What you should do:
Which lines below include the string "Gruber"? Please show each one.

BEGIN Records for the exercise

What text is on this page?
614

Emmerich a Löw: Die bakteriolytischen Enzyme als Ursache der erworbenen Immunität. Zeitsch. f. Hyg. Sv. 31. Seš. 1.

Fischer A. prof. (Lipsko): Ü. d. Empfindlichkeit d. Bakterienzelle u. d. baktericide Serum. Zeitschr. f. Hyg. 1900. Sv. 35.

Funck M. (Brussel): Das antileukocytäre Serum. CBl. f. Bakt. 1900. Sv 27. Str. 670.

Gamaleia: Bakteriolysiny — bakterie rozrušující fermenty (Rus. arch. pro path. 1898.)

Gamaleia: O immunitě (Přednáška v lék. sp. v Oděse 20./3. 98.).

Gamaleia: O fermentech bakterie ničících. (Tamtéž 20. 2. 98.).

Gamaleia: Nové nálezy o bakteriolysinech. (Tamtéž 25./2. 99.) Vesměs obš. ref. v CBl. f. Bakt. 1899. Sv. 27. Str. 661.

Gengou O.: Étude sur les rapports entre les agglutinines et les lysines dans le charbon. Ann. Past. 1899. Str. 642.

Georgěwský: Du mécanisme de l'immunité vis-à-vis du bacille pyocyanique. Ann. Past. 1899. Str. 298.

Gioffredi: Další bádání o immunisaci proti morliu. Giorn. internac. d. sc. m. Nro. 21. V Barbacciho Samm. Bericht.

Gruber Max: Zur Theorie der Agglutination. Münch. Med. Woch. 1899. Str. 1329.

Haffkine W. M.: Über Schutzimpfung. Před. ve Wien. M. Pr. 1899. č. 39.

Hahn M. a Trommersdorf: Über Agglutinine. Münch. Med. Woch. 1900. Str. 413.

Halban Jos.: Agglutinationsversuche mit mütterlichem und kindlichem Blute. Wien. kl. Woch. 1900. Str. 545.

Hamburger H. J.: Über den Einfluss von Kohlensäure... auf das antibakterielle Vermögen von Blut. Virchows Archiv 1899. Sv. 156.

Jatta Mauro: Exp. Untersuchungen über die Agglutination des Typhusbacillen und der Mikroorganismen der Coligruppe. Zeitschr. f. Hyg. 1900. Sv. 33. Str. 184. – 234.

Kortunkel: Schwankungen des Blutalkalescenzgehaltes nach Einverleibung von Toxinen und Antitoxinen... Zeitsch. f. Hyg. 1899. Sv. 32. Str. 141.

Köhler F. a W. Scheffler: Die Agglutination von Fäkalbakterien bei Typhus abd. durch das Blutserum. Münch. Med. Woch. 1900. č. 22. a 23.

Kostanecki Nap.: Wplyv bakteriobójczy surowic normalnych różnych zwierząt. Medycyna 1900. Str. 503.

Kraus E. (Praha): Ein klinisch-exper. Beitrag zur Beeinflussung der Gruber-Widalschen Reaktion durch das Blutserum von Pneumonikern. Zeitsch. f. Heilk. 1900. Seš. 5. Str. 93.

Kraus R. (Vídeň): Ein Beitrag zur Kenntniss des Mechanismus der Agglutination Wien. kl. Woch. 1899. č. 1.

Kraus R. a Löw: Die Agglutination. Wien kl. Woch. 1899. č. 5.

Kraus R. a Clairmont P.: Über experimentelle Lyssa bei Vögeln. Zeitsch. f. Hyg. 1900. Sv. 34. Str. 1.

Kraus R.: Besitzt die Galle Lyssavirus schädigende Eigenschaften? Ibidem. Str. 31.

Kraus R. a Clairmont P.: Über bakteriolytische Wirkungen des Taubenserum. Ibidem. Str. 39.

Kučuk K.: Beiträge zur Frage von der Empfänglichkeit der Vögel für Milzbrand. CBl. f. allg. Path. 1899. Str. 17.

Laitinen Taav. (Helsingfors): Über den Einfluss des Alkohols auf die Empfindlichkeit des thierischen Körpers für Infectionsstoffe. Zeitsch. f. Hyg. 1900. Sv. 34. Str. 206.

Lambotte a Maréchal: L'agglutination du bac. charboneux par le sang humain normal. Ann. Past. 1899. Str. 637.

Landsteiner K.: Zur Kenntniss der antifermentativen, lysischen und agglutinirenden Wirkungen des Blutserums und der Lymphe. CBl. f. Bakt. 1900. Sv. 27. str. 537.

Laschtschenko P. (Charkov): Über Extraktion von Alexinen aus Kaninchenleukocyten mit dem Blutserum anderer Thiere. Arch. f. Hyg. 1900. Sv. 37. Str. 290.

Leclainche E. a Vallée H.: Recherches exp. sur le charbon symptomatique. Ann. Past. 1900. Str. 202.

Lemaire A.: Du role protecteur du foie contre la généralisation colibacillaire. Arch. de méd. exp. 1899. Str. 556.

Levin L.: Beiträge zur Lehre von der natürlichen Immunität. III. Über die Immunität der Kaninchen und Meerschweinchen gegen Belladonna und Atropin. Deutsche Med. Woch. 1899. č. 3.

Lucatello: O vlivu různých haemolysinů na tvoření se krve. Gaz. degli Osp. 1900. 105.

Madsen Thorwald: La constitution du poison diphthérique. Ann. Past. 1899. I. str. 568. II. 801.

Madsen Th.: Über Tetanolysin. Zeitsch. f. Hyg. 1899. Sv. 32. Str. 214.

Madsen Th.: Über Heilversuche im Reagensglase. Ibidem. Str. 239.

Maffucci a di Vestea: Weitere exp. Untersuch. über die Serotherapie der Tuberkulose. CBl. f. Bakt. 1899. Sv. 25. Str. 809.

END Records for the exercise

Solution to this exercise:
Gruber Max: Zur Theorie der Agglutination. Münch. Med. Woch. 1899. Str. 1329.
Kraus E. (Praha): Ein klinisch-exper. Beitrag zur Beeinflussung der Gruber-Widalschen Reaktion durch das Blutserum von Pneumonikern. Zeitsch. f. Heilk. 1900. Seš. 5. Str. 93.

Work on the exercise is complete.